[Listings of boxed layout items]

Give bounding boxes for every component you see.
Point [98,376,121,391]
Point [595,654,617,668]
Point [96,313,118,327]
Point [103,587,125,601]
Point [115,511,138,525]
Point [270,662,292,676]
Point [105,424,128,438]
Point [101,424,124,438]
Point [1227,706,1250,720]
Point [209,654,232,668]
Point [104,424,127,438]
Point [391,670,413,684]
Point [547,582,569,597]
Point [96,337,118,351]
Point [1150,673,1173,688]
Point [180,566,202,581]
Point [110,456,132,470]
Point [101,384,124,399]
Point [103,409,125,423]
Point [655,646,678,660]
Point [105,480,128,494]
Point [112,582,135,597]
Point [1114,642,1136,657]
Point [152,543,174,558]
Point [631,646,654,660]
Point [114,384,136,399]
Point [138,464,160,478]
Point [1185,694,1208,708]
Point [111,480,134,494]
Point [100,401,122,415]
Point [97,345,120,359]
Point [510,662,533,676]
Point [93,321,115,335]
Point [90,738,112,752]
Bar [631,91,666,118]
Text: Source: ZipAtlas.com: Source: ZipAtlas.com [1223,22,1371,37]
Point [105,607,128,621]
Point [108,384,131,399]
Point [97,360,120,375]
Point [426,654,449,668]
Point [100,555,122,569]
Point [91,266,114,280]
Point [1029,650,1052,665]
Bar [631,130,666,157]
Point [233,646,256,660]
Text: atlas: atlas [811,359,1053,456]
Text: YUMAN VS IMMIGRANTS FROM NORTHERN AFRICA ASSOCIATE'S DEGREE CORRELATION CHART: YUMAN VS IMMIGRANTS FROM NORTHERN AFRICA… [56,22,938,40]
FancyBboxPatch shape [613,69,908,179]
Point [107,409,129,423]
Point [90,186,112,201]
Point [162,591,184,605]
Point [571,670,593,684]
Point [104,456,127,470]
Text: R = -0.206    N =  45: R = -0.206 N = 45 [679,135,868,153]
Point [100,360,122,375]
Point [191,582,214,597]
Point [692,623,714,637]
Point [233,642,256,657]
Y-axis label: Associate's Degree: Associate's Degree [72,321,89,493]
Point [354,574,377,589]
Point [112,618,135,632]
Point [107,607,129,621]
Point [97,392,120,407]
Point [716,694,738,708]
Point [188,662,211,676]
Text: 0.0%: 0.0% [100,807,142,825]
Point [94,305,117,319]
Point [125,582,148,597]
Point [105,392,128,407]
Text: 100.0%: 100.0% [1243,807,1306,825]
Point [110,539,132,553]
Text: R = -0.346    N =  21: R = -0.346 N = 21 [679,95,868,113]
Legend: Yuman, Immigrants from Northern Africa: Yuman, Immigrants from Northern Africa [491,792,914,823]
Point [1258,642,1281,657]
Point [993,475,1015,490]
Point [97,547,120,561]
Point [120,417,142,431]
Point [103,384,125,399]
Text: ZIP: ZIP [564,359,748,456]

*WHAT TO WORK ON*. Reproduce, word for word, everything from the start of the material down to the line containing "Point [692,623,714,637]", with both ends included.

*REPLY*.
Give bounding boxes for every component you see.
Point [98,376,121,391]
Point [595,654,617,668]
Point [96,313,118,327]
Point [103,587,125,601]
Point [115,511,138,525]
Point [270,662,292,676]
Point [105,424,128,438]
Point [101,424,124,438]
Point [1227,706,1250,720]
Point [209,654,232,668]
Point [104,424,127,438]
Point [391,670,413,684]
Point [547,582,569,597]
Point [96,337,118,351]
Point [1150,673,1173,688]
Point [180,566,202,581]
Point [110,456,132,470]
Point [101,384,124,399]
Point [103,409,125,423]
Point [655,646,678,660]
Point [105,480,128,494]
Point [112,582,135,597]
Point [1114,642,1136,657]
Point [152,543,174,558]
Point [631,646,654,660]
Point [114,384,136,399]
Point [138,464,160,478]
Point [1185,694,1208,708]
Point [111,480,134,494]
Point [100,401,122,415]
Point [97,345,120,359]
Point [510,662,533,676]
Point [93,321,115,335]
Point [90,738,112,752]
Bar [631,91,666,118]
Text: Source: ZipAtlas.com: Source: ZipAtlas.com [1223,22,1371,37]
Point [105,607,128,621]
Point [108,384,131,399]
Point [97,360,120,375]
Point [426,654,449,668]
Point [100,555,122,569]
Point [91,266,114,280]
Point [1029,650,1052,665]
Bar [631,130,666,157]
Point [233,646,256,660]
Text: atlas: atlas [811,359,1053,456]
Text: YUMAN VS IMMIGRANTS FROM NORTHERN AFRICA ASSOCIATE'S DEGREE CORRELATION CHART: YUMAN VS IMMIGRANTS FROM NORTHERN AFRICA… [56,22,938,40]
FancyBboxPatch shape [613,69,908,179]
Point [107,409,129,423]
Point [90,186,112,201]
Point [162,591,184,605]
Point [571,670,593,684]
Point [104,456,127,470]
Text: R = -0.206    N =  45: R = -0.206 N = 45 [679,135,868,153]
Point [100,360,122,375]
Point [191,582,214,597]
Point [692,623,714,637]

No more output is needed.